- [Your objective]: Show all lines from the data that include the word "testing".

-----

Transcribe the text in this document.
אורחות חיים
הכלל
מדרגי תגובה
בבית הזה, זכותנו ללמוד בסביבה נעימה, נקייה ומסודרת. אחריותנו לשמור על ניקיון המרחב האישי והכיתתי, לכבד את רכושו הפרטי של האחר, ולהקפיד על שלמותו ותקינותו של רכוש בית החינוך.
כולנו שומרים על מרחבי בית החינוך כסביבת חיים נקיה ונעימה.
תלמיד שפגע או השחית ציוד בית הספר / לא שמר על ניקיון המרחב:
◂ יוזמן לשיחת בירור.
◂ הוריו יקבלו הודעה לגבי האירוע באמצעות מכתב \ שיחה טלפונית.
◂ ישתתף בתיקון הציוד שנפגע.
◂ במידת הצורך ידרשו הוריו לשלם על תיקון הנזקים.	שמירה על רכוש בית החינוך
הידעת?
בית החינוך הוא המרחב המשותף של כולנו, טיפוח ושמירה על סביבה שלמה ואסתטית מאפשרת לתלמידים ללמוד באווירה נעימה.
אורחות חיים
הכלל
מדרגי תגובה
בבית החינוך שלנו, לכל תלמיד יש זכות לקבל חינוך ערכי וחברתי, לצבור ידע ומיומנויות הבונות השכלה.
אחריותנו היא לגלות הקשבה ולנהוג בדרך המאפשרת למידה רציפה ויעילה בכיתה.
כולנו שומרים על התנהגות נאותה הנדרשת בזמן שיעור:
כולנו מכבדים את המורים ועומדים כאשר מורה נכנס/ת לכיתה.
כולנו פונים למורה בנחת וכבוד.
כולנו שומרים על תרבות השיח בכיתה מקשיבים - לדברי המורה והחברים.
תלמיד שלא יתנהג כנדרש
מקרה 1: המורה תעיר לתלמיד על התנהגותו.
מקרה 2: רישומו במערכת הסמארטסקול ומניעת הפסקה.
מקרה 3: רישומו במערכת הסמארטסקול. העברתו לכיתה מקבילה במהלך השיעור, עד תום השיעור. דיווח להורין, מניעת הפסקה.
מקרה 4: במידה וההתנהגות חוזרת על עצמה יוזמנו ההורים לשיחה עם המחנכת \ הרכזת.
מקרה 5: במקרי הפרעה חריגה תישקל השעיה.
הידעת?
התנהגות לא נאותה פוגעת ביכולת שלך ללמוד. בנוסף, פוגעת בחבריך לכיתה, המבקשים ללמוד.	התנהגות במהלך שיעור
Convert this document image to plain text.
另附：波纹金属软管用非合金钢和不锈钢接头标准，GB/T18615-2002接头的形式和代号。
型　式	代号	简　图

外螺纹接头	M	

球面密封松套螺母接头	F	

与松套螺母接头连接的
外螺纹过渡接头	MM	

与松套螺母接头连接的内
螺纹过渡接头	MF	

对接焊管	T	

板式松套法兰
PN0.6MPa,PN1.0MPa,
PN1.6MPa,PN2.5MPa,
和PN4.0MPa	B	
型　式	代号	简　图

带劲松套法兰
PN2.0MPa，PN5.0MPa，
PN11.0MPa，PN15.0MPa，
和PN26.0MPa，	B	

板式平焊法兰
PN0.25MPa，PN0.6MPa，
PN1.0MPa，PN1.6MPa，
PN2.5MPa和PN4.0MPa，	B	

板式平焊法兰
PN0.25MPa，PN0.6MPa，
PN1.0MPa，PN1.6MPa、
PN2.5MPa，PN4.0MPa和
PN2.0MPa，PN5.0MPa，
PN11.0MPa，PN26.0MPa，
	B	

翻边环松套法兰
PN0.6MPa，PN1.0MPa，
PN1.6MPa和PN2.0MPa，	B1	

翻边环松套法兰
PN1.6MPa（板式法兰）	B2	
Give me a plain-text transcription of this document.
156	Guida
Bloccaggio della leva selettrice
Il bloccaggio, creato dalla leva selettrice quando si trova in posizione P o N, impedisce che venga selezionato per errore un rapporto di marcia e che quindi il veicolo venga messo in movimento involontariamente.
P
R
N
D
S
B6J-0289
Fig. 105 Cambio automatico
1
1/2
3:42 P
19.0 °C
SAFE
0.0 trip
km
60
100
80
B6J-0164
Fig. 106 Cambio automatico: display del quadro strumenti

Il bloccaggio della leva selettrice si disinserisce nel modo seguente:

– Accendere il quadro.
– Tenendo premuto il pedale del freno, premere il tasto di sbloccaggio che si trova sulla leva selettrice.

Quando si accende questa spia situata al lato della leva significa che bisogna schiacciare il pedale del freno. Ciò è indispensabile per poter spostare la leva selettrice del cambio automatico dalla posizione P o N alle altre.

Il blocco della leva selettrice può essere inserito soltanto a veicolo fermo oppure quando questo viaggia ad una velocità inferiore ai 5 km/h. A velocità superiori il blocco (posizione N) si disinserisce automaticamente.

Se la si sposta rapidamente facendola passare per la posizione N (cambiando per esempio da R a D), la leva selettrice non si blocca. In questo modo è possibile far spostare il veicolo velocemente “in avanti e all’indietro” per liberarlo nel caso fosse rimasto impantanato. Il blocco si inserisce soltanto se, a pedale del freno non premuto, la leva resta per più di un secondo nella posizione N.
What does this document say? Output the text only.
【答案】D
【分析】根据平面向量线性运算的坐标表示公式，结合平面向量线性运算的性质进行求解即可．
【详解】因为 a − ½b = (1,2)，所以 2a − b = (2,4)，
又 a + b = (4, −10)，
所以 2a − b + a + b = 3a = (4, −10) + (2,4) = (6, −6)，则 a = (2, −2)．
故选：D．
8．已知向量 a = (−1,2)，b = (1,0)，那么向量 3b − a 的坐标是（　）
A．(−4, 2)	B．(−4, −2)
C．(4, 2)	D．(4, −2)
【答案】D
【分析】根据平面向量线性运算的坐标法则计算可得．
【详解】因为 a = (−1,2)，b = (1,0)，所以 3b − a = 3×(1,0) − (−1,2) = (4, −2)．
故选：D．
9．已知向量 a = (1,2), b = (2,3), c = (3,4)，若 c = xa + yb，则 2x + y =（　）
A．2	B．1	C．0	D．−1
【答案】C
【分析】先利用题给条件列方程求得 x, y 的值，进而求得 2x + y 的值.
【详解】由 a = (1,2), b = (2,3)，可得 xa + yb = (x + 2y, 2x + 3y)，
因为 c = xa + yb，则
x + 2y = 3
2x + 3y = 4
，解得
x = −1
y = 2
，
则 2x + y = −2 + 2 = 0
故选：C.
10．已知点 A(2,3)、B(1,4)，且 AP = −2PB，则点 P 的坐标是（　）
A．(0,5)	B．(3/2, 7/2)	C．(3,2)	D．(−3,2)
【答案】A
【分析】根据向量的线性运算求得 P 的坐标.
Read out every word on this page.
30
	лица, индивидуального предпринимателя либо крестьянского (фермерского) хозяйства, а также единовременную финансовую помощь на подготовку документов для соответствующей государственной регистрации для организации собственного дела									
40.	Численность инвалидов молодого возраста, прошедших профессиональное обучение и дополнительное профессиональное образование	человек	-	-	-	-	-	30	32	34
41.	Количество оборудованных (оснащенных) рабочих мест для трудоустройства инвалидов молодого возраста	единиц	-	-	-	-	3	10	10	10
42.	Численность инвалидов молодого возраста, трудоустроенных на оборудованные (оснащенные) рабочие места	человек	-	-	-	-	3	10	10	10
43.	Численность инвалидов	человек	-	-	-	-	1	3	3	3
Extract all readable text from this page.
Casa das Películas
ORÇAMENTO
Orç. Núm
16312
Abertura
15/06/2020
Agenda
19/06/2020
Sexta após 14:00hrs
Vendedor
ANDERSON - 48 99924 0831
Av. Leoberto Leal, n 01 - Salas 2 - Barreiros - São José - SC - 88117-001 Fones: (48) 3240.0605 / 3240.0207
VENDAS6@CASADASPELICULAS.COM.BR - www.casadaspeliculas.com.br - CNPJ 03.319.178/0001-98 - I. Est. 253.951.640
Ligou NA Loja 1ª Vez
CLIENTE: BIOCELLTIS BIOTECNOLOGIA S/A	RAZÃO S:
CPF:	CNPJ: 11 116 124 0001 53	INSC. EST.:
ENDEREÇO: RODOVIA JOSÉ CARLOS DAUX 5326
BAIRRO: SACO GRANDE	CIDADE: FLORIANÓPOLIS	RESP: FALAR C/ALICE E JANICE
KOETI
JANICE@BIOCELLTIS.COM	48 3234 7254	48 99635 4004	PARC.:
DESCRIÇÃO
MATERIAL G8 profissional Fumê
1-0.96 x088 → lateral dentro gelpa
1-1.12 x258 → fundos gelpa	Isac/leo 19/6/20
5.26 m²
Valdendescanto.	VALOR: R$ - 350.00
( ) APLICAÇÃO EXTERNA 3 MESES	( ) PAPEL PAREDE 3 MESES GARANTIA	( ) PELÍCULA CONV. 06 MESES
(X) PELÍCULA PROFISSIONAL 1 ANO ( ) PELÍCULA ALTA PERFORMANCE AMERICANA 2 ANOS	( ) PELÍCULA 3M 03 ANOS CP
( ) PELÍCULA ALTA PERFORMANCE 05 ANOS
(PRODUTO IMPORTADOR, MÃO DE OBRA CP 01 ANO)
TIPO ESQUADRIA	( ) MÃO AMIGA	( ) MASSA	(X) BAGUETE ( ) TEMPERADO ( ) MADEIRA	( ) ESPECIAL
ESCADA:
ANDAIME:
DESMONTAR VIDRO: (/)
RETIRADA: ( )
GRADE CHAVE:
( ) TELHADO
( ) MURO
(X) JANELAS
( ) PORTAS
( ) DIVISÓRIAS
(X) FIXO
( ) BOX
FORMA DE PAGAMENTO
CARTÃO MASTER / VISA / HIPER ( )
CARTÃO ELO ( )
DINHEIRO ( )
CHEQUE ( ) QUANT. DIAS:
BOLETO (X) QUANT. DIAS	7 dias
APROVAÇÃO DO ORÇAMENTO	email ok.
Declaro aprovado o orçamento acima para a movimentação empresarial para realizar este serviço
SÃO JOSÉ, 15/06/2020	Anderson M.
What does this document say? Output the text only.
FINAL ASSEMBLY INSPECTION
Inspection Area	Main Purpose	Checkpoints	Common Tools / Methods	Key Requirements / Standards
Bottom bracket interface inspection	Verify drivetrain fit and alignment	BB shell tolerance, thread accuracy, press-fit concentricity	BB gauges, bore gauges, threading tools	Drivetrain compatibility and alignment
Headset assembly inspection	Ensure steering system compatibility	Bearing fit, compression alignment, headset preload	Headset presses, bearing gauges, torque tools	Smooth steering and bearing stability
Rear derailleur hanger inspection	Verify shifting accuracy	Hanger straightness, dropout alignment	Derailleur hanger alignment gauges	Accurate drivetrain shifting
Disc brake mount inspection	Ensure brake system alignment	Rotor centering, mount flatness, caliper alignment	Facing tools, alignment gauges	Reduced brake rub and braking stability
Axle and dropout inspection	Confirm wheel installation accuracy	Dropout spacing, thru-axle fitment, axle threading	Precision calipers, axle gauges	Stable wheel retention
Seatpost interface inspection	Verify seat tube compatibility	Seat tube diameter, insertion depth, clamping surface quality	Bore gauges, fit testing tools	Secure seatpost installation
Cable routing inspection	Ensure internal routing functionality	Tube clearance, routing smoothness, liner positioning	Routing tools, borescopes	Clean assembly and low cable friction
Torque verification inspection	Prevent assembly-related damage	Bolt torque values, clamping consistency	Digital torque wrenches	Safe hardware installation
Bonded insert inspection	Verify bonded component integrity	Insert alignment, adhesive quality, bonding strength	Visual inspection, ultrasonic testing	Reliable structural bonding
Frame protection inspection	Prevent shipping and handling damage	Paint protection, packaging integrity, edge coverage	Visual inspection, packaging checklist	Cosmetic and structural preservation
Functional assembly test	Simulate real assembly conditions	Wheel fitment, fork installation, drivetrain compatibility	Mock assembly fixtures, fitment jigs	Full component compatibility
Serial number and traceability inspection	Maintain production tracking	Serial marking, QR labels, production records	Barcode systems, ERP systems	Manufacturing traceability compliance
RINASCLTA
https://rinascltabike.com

-----

- [Solution to the exercise]:
Seatpost interface inspection	Verify seat tube compatibility	Seat tube diameter, insertion depth, clamping surface quality	Bore gauges, fit testing tools	Secure seatpost installation
Bonded insert inspection	Verify bonded component integrity	Insert alignment, adhesive quality, bonding strength	Visual inspection, ultrasonic testing	Reliable structural bonding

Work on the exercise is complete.